---- DATASET RECORDS

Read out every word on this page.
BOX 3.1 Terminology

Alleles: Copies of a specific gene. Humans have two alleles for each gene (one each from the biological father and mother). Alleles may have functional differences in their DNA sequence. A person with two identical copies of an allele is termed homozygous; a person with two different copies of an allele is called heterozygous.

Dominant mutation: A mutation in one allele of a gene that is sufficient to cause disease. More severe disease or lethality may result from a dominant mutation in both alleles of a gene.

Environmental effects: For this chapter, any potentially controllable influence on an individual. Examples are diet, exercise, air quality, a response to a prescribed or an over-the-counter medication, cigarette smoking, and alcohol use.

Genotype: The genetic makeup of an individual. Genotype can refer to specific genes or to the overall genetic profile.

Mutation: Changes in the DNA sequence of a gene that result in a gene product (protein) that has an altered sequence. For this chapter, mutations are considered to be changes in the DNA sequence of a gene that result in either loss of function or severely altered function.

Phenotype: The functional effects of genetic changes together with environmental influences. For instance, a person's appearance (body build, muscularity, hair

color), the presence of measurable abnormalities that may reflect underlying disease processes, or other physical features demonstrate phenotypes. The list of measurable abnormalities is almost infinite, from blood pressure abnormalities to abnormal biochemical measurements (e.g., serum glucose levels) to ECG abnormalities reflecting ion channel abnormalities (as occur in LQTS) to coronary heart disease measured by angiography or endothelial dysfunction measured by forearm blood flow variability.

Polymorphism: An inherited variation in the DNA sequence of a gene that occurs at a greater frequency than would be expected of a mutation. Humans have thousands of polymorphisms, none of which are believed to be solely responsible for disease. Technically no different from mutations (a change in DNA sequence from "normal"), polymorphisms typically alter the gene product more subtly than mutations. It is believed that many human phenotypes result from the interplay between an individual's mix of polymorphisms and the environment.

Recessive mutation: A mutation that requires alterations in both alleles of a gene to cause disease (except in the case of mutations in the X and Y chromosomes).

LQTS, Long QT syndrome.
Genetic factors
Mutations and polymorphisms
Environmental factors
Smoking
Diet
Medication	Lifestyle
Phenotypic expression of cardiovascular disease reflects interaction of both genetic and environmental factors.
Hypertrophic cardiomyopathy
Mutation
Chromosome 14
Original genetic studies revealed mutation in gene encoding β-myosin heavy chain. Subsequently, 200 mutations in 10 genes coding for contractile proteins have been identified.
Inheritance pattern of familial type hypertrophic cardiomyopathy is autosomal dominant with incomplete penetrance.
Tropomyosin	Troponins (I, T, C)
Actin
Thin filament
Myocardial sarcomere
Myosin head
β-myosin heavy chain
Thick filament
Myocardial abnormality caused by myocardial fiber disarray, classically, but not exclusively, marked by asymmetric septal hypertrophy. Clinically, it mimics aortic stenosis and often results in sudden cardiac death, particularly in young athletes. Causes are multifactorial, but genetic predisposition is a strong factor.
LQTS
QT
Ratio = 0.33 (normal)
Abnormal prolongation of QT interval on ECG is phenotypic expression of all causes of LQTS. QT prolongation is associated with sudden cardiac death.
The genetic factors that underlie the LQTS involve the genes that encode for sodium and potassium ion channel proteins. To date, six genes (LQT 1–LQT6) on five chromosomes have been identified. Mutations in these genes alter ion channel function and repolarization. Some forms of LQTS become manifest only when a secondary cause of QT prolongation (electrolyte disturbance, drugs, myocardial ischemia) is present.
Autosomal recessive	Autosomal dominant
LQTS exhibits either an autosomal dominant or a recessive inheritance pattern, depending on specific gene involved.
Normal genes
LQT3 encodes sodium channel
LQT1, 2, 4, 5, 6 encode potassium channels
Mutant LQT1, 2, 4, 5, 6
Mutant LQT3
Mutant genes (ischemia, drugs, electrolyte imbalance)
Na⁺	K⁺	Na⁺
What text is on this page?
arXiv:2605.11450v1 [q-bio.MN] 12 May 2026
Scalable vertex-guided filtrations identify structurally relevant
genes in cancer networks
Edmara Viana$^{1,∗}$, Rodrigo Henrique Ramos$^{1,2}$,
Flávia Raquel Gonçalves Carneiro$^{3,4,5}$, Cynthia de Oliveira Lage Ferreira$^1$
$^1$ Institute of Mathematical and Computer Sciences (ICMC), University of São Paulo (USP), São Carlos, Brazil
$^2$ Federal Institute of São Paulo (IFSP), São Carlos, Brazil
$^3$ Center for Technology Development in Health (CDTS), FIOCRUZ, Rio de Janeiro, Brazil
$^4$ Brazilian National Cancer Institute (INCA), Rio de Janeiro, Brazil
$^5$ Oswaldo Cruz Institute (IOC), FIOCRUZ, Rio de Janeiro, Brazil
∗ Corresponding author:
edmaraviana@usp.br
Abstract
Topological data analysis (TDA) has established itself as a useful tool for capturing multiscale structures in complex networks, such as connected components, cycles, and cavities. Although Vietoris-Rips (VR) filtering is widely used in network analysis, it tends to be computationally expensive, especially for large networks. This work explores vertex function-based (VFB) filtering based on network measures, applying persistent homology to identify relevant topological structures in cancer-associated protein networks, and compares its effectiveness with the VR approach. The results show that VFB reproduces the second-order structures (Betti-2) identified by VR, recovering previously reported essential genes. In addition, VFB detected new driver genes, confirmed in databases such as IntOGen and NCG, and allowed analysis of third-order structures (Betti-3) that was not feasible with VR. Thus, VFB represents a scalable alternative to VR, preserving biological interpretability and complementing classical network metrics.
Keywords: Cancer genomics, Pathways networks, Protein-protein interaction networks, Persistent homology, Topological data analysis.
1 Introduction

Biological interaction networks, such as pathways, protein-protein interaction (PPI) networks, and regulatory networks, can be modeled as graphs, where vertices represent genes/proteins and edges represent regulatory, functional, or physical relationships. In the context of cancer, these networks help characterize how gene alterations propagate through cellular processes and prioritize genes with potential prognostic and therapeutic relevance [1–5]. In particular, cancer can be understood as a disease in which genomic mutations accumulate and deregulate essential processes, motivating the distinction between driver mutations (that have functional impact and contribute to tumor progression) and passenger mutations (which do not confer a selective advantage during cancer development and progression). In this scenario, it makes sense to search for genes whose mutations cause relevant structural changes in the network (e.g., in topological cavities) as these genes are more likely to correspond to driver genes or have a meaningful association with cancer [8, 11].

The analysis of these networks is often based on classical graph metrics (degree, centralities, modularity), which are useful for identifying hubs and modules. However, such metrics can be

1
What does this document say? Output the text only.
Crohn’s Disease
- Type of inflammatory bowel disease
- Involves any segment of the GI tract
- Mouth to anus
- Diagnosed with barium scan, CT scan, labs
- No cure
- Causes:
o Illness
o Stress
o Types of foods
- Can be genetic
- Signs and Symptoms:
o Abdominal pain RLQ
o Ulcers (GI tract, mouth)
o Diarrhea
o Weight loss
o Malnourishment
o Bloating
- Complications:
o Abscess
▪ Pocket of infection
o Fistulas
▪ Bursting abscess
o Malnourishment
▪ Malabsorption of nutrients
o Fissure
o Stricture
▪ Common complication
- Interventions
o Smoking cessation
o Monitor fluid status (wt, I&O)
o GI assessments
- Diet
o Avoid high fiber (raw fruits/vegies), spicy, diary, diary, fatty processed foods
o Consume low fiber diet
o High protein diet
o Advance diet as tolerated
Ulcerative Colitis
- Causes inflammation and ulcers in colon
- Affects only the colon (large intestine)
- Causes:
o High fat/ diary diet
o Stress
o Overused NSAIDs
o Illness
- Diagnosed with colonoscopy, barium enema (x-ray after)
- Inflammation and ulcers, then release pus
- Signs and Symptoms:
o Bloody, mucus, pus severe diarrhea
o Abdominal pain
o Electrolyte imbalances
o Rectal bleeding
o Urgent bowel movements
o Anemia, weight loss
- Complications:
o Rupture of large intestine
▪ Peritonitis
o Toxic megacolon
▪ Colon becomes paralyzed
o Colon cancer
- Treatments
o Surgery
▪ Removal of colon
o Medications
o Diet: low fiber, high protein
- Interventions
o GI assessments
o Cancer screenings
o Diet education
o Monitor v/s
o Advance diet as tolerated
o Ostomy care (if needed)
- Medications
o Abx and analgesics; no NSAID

--------

**PROBLEM:** From the entries, copy out each line containing the word "page".

**TASK RESPONSE:**
Read out every word on this page.
What text is on this page?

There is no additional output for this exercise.